→ **What is being asked**:
Look through the data below. Pick out the lines holding the string "외국인등록번호".

→ **Collected data entries**:
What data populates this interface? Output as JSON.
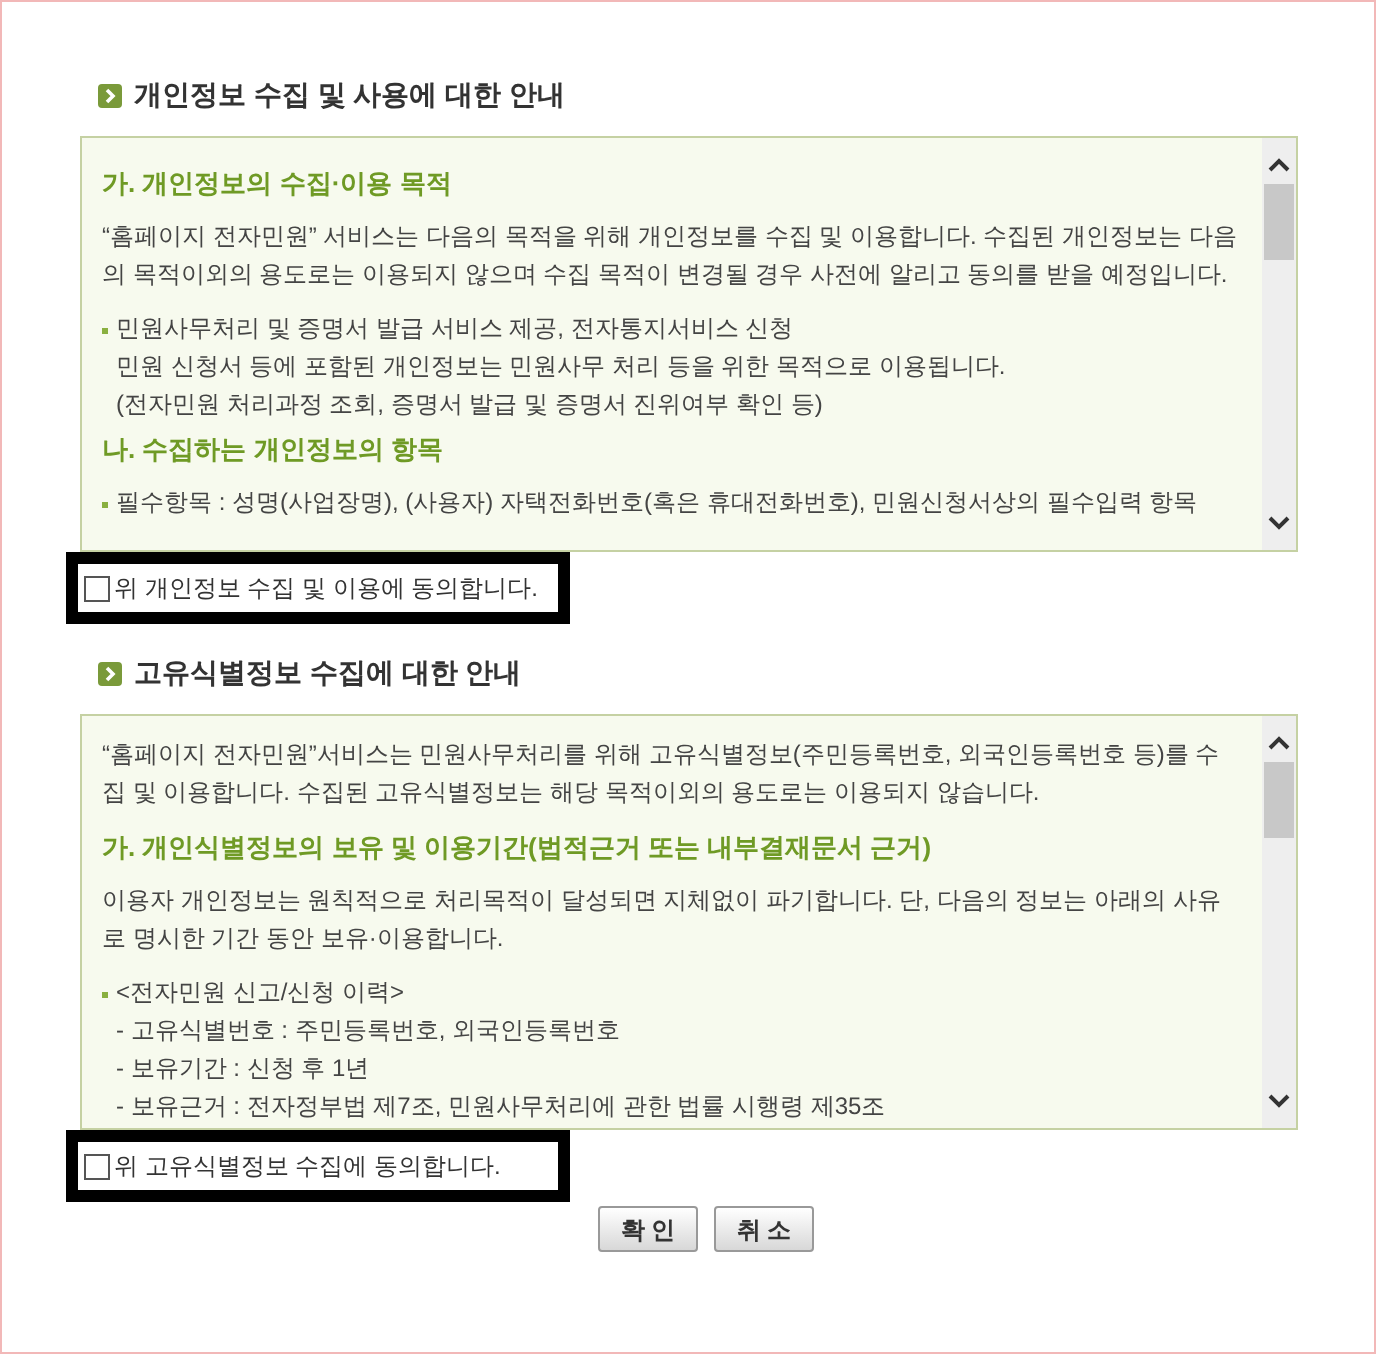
{
  "sections": [
    {
      "title": "개인정보 수집 및 사용에 대한 안내",
      "content": [
        {
          "kind": "heading",
          "text": "가. 개인정보의 수집·이용 목적"
        },
        {
          "kind": "paragraph",
          "text": "“홈페이지 전자민원” 서비스는 다음의 목적을 위해 개인정보를 수집 및 이용합니다. 수집된 개인정보는 다음의 목적이외의 용도로는 이용되지 않으며 수집 목적이 변경될 경우 사전에 알리고 동의를 받을 예정입니다."
        },
        {
          "kind": "bullet",
          "text": "민원사무처리 및 증명서 발급 서비스 제공, 전자통지서비스 신청"
        },
        {
          "kind": "line",
          "text": "민원 신청서 등에 포함된 개인정보는 민원사무 처리 등을 위한 목적으로 이용됩니다."
        },
        {
          "kind": "line",
          "text": "(전자민원 처리과정 조회, 증명서 발급 및 증명서 진위여부 확인 등)"
        },
        {
          "kind": "heading",
          "text": "나. 수집하는 개인정보의 항목"
        },
        {
          "kind": "bullet",
          "text": "필수항목 : 성명(사업장명), (사용자) 자택전화번호(혹은 휴대전화번호), 민원신청서상의 필수입력 항목"
        }
      ],
      "agreement": {
        "label": "위 개인정보 수집 및 이용에 동의합니다.",
        "checked": false
      }
    },
    {
      "title": "고유식별정보 수집에 대한 안내",
      "content": [
        {
          "kind": "paragraph",
          "text": "“홈페이지 전자민원”서비스는 민원사무처리를 위해 고유식별정보(주민등록번호, 외국인등록번호 등)를 수집 및 이용합니다. 수집된 고유식별정보는 해당 목적이외의 용도로는 이용되지 않습니다."
        },
        {
          "kind": "heading",
          "text": "가. 개인식별정보의 보유 및 이용기간(법적근거 또는 내부결재문서 근거)"
        },
        {
          "kind": "paragraph",
          "text": "이용자 개인정보는 원칙적으로 처리목적이 달성되면 지체없이 파기합니다. 단, 다음의 정보는 아래의 사유로 명시한 기간 동안 보유·이용합니다."
        },
        {
          "kind": "bullet",
          "text": "<전자민원 신고/신청 이력>"
        },
        {
          "kind": "line",
          "text": "- 고유식별번호 : 주민등록번호, 외국인등록번호"
        },
        {
          "kind": "line",
          "text": "- 보유기간 : 신청 후 1년"
        },
        {
          "kind": "line",
          "text": "- 보유근거 : 전자정부법 제7조, 민원사무처리에 관한 법률 시행령 제35조"
        }
      ],
      "agreement": {
        "label": "위 고유식별정보 수집에 동의합니다.",
        "checked": false
      }
    }
  ],
  "buttons": [
    "확 인",
    "취 소"
  ]
}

→ **Exercise solution**:
          "text": "“홈페이지 전자민원”서비스는 민원사무처리를 위해 고유식별정보(주민등록번호, 외국인등록번호 등)를 수집 및 이용합니다. 수집된 고유식별정보는 해당 목적이외의 용도로는 이용되지 않습니다."
          "text": "- 고유식별번호 : 주민등록번호, 외국인등록번호"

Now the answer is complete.